### PROVIDED RECORDS

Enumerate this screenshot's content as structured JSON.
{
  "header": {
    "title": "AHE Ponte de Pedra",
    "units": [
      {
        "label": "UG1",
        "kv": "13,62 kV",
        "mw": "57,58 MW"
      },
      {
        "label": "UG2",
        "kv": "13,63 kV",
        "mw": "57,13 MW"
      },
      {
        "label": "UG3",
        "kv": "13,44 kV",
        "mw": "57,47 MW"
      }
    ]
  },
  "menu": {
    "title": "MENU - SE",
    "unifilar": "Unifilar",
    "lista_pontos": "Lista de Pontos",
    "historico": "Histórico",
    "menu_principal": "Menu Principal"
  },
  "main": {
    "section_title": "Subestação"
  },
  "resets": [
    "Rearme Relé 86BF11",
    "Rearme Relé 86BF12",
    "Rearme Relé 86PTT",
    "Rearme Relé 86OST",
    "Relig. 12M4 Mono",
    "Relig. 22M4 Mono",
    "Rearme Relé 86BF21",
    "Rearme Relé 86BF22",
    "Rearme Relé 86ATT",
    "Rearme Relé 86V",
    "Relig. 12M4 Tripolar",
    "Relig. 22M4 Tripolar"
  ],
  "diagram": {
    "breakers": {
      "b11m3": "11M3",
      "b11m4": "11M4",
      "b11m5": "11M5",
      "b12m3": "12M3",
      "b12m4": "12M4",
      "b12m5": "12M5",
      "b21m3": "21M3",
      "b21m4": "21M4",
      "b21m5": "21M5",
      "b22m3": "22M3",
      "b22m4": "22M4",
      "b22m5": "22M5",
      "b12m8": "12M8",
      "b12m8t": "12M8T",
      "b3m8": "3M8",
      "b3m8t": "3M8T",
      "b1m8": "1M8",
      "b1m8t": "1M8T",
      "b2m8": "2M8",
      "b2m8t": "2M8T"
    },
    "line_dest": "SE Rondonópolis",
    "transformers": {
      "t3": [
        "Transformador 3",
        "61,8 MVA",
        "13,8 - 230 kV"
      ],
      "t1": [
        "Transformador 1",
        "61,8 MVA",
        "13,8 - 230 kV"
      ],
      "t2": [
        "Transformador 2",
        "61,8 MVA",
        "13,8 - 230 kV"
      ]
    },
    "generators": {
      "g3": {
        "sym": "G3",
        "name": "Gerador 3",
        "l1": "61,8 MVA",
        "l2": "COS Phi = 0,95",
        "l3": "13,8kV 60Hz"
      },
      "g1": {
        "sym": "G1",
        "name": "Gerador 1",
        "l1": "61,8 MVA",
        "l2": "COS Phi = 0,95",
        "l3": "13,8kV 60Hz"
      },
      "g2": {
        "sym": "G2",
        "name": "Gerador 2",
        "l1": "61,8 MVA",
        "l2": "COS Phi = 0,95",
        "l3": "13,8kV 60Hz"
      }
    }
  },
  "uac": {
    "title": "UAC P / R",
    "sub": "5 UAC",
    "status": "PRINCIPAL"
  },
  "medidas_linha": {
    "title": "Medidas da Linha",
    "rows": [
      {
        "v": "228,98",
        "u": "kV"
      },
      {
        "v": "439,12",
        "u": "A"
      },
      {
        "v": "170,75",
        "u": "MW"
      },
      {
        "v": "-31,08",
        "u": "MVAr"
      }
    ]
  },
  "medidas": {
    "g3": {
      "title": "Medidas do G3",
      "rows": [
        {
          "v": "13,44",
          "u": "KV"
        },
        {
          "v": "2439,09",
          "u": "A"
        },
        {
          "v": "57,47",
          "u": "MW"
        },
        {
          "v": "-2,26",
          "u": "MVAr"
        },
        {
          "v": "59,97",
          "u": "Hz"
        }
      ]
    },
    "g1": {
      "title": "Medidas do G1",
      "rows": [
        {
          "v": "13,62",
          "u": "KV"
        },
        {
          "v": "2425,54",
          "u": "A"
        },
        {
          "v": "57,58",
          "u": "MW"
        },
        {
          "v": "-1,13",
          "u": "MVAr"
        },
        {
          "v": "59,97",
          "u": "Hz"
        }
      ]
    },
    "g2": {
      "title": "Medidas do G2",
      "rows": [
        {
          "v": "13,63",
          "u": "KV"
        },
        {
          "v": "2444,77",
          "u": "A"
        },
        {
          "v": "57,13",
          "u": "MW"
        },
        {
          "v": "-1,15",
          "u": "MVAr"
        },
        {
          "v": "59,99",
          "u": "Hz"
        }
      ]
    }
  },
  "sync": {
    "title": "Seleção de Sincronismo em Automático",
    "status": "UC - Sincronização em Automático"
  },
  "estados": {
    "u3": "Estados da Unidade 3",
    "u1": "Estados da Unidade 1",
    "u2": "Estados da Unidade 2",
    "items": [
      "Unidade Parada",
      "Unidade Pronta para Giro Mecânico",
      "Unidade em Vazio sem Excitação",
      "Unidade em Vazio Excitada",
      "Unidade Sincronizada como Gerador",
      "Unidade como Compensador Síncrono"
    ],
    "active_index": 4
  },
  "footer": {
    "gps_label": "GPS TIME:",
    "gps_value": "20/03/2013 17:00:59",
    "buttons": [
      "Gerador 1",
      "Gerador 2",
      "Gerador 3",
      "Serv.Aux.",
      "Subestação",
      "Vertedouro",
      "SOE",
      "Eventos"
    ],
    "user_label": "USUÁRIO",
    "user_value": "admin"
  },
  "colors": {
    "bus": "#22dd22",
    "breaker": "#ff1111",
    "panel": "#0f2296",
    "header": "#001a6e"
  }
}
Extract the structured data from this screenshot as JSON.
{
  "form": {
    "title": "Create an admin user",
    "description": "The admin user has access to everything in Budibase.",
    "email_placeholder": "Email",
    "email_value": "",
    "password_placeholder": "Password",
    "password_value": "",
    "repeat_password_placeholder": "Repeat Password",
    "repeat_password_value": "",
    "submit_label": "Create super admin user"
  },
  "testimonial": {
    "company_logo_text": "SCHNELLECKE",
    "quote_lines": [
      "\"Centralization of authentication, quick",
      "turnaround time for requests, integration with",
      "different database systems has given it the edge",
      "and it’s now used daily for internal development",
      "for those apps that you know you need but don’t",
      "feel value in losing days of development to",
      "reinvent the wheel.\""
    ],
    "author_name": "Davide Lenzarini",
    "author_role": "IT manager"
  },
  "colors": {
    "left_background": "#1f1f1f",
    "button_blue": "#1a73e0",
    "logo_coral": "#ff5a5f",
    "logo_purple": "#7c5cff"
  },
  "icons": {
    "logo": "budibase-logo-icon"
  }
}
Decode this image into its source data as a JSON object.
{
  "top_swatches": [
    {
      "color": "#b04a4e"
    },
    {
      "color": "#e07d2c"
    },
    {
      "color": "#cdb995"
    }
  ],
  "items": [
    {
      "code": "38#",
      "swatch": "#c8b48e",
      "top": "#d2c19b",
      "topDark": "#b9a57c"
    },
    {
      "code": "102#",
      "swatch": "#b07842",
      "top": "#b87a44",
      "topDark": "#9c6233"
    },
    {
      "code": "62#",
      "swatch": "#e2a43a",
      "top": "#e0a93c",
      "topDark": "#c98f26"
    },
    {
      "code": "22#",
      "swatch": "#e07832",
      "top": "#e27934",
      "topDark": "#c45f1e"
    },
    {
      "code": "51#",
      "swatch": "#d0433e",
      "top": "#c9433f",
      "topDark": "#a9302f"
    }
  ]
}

######

▶ PROBLEM TO WORK ON:
Make an exact copy of every entry.

▶ TASK ANSWER:
Enumerate this screenshot's content as structured JSON.
{
  "header": {
    "title": "AHE Ponte de Pedra",
    "units": [
      {
        "label": "UG1",
        "kv": "13,62 kV",
        "mw": "57,58 MW"
      },
      {
        "label": "UG2",
        "kv": "13,63 kV",
        "mw": "57,13 MW"
      },
      {
        "label": "UG3",
        "kv": "13,44 kV",
        "mw": "57,47 MW"
      }
    ]
  },
  "menu": {
    "title": "MENU - SE",
    "unifilar": "Unifilar",
    "lista_pontos": "Lista de Pontos",
    "historico": "Histórico",
    "menu_principal": "Menu Principal"
  },
  "main": {
    "section_title": "Subestação"
  },
  "resets": [
    "Rearme Relé 86BF11",
    "Rearme Relé 86BF12",
    "Rearme Relé 86PTT",
    "Rearme Relé 86OST",
    "Relig. 12M4 Mono",
    "Relig. 22M4 Mono",
    "Rearme Relé 86BF21",
    "Rearme Relé 86BF22",
    "Rearme Relé 86ATT",
    "Rearme Relé 86V",
    "Relig. 12M4 Tripolar",
    "Relig. 22M4 Tripolar"
  ],
  "diagram": {
    "breakers": {
      "b11m3": "11M3",
      "b11m4": "11M4",
      "b11m5": "11M5",
      "b12m3": "12M3",
      "b12m4": "12M4",
      "b12m5": "12M5",
      "b21m3": "21M3",
      "b21m4": "21M4",
      "b21m5": "21M5",
      "b22m3": "22M3",
      "b22m4": "22M4",
      "b22m5": "22M5",
      "b12m8": "12M8",
      "b12m8t": "12M8T",
      "b3m8": "3M8",
      "b3m8t": "3M8T",
      "b1m8": "1M8",
      "b1m8t": "1M8T",
      "b2m8": "2M8",
      "b2m8t": "2M8T"
    },
    "line_dest": "SE Rondonópolis",
    "transformers": {
      "t3": [
        "Transformador 3",
        "61,8 MVA",
        "13,8 - 230 kV"
      ],
      "t1": [
        "Transformador 1",
        "61,8 MVA",
        "13,8 - 230 kV"
      ],
      "t2": [
        "Transformador 2",
        "61,8 MVA",
        "13,8 - 230 kV"
      ]
    },
    "generators": {
      "g3": {
        "sym": "G3",
        "name": "Gerador 3",
        "l1": "61,8 MVA",
        "l2": "COS Phi = 0,95",
        "l3": "13,8kV 60Hz"
      },
      "g1": {
        "sym": "G1",
        "name": "Gerador 1",
        "l1": "61,8 MVA",
        "l2": "COS Phi = 0,95",
        "l3": "13,8kV 60Hz"
      },
      "g2": {
        "sym": "G2",
        "name": "Gerador 2",
        "l1": "61,8 MVA",
        "l2": "COS Phi = 0,95",
        "l3": "13,8kV 60Hz"
      }
    }
  },
  "uac": {
    "title": "UAC P / R",
    "sub": "5 UAC",
    "status": "PRINCIPAL"
  },
  "medidas_linha": {
    "title": "Medidas da Linha",
    "rows": [
      {
        "v": "228,98",
        "u": "kV"
      },
      {
        "v": "439,12",
        "u": "A"
      },
      {
        "v": "170,75",
        "u": "MW"
      },
      {
        "v": "-31,08",
        "u": "MVAr"
      }
    ]
  },
  "medidas": {
    "g3": {
      "title": "Medidas do G3",
      "rows": [
        {
          "v": "13,44",
          "u": "KV"
        },
        {
          "v": "2439,09",
          "u": "A"
        },
        {
          "v": "57,47",
          "u": "MW"
        },
        {
          "v": "-2,26",
          "u": "MVAr"
        },
        {
          "v": "59,97",
          "u": "Hz"
        }
      ]
    },
    "g1": {
      "title": "Medidas do G1",
      "rows": [
        {
          "v": "13,62",
          "u": "KV"
        },
        {
          "v": "2425,54",
          "u": "A"
        },
        {
          "v": "57,58",
          "u": "MW"
        },
        {
          "v": "-1,13",
          "u": "MVAr"
        },
        {
          "v": "59,97",
          "u": "Hz"
        }
      ]
    },
    "g2": {
      "title": "Medidas do G2",
      "rows": [
        {
          "v": "13,63",
          "u": "KV"
        },
        {
          "v": "2444,77",
          "u": "A"
        },
        {
          "v": "57,13",
          "u": "MW"
        },
        {
          "v": "-1,15",
          "u": "MVAr"
        },
        {
          "v": "59,99",
          "u": "Hz"
        }
      ]
    }
  },
  "sync": {
    "title": "Seleção de Sincronismo em Automático",
    "status": "UC - Sincronização em Automático"
  },
  "estados": {
    "u3": "Estados da Unidade 3",
    "u1": "Estados da Unidade 1",
    "u2": "Estados da Unidade 2",
    "items": [
      "Unidade Parada",
      "Unidade Pronta para Giro Mecânico",
      "Unidade em Vazio sem Excitação",
      "Unidade em Vazio Excitada",
      "Unidade Sincronizada como Gerador",
      "Unidade como Compensador Síncrono"
    ],
    "active_index": 4
  },
  "footer": {
    "gps_label": "GPS TIME:",
    "gps_value": "20/03/2013 17:00:59",
    "buttons": [
      "Gerador 1",
      "Gerador 2",
      "Gerador 3",
      "Serv.Aux.",
      "Subestação",
      "Vertedouro",
      "SOE",
      "Eventos"
    ],
    "user_label": "USUÁRIO",
    "user_value": "admin"
  },
  "colors": {
    "bus": "#22dd22",
    "breaker": "#ff1111",
    "panel": "#0f2296",
    "header": "#001a6e"
  }
}
Extract the structured data from this screenshot as JSON.
{
  "form": {
    "title": "Create an admin user",
    "description": "The admin user has access to everything in Budibase.",
    "email_placeholder": "Email",
    "email_value": "",
    "password_placeholder": "Password",
    "password_value": "",
    "repeat_password_placeholder": "Repeat Password",
    "repeat_password_value": "",
    "submit_label": "Create super admin user"
  },
  "testimonial": {
    "company_logo_text": "SCHNELLECKE",
    "quote_lines": [
      "\"Centralization of authentication, quick",
      "turnaround time for requests, integration with",
      "different database systems has given it the edge",
      "and it’s now used daily for internal development",
      "for those apps that you know you need but don’t",
      "feel value in losing days of development to",
      "reinvent the wheel.\""
    ],
    "author_name": "Davide Lenzarini",
    "author_role": "IT manager"
  },
  "colors": {
    "left_background": "#1f1f1f",
    "button_blue": "#1a73e0",
    "logo_coral": "#ff5a5f",
    "logo_purple": "#7c5cff"
  },
  "icons": {
    "logo": "budibase-logo-icon"
  }
}
Decode this image into its source data as a JSON object.
{
  "top_swatches": [
    {
      "color": "#b04a4e"
    },
    {
      "color": "#e07d2c"
    },
    {
      "color": "#cdb995"
    }
  ],
  "items": [
    {
      "code": "38#",
      "swatch": "#c8b48e",
      "top": "#d2c19b",
      "topDark": "#b9a57c"
    },
    {
      "code": "102#",
      "swatch": "#b07842",
      "top": "#b87a44",
      "topDark": "#9c6233"
    },
    {
      "code": "62#",
      "swatch": "#e2a43a",
      "top": "#e0a93c",
      "topDark": "#c98f26"
    },
    {
      "code": "22#",
      "swatch": "#e07832",
      "top": "#e27934",
      "topDark": "#c45f1e"
    },
    {
      "code": "51#",
      "swatch": "#d0433e",
      "top": "#c9433f",
      "topDark": "#a9302f"
    }
  ]
}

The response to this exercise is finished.